What to do:
Carry on the passage about ConcurrentHashMap and contention from the point where it stops.
[[ Selected passage, beginning ]]
ConcurrentHashMap is the only solution which doesn't have contention issues
under high load. Relieving the contention issue does leave a sort of race
condition however. Two threads may try to create the same entry, and the work
gets done multiple times. There may be other ways around that issue too, but
my gut it is an edge case under such extreme load that it wouldn't be the first
part of the system to break-down in most cases.
The appropriate solution would be to synchronize on the key (if it is a
singleton such as Class), or create a lazy (or "Future") value which can safely
be access concurrently, and guarantees only a single thread does the work.
[[ Selected passage, end ]]
[[ Supplied material, beginning ]]
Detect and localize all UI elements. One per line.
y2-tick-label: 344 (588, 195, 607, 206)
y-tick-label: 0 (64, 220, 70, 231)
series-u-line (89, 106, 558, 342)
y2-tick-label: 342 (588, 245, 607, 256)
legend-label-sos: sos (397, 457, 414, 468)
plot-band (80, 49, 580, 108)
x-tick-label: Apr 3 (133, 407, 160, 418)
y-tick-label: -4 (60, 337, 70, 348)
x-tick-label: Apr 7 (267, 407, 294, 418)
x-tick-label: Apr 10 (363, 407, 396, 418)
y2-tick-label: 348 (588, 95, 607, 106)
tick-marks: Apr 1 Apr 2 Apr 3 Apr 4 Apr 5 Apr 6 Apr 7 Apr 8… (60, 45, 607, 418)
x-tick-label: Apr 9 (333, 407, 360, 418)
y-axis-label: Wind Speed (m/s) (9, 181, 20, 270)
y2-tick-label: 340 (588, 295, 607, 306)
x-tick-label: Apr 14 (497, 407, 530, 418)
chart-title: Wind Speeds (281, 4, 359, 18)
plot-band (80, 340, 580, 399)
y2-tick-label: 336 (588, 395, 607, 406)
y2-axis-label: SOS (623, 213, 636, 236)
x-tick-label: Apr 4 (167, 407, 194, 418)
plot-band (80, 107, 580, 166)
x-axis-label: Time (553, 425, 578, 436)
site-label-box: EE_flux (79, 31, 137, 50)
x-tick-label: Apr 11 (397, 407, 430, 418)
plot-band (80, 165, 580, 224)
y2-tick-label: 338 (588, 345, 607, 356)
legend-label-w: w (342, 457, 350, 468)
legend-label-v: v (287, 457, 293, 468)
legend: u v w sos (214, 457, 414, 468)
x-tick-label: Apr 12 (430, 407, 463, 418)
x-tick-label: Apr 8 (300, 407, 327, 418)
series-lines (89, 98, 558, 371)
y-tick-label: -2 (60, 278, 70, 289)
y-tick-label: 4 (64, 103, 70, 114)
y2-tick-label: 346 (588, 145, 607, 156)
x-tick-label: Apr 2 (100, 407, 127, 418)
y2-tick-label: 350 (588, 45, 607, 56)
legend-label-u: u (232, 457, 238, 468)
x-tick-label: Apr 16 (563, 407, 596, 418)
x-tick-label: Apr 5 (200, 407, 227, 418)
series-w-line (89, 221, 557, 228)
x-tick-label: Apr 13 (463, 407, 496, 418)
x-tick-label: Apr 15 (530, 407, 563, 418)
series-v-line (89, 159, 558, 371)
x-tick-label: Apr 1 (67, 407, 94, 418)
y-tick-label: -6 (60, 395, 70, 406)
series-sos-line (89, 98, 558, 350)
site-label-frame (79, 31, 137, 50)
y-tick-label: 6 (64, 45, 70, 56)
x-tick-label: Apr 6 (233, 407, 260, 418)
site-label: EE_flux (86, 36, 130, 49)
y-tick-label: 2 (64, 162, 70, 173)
[[ Supplied material, end ]]
Task response:
> Performance - Replace synchronized blocks with ReentrantReadWriteLock
> ---------------------------------------------------------------------
>
> Key: OGNL-20
> URL: https://issues.apache.org/jira/browse/OGNL-20
> Project: OGNL
> Issue Type: Improvement
> Environment: ALL
> Reporter: Greg Lively
> Attachments: Bench Results.txt, Caching_Mechanism_Benchmarks.patch
>
>
> I've noticed a lot of synchronized blocks of code in OGNL. For the most part,
> these synchronized blocks are controlling access to HashMaps, etc. I believe
> this could be done far better using ReentrantReadWriteLocks.
> ReentrantReadWriteLock allows unlimited concurrent access, and single threads
> only for writes. Perfect in an environment where the ratio of reads is far
> higher than writes; which is typically the scenario for caching. Plus the
> access control can be tuned for reads and writes; not just a big
> synchronized{} wrapping a bunch of code.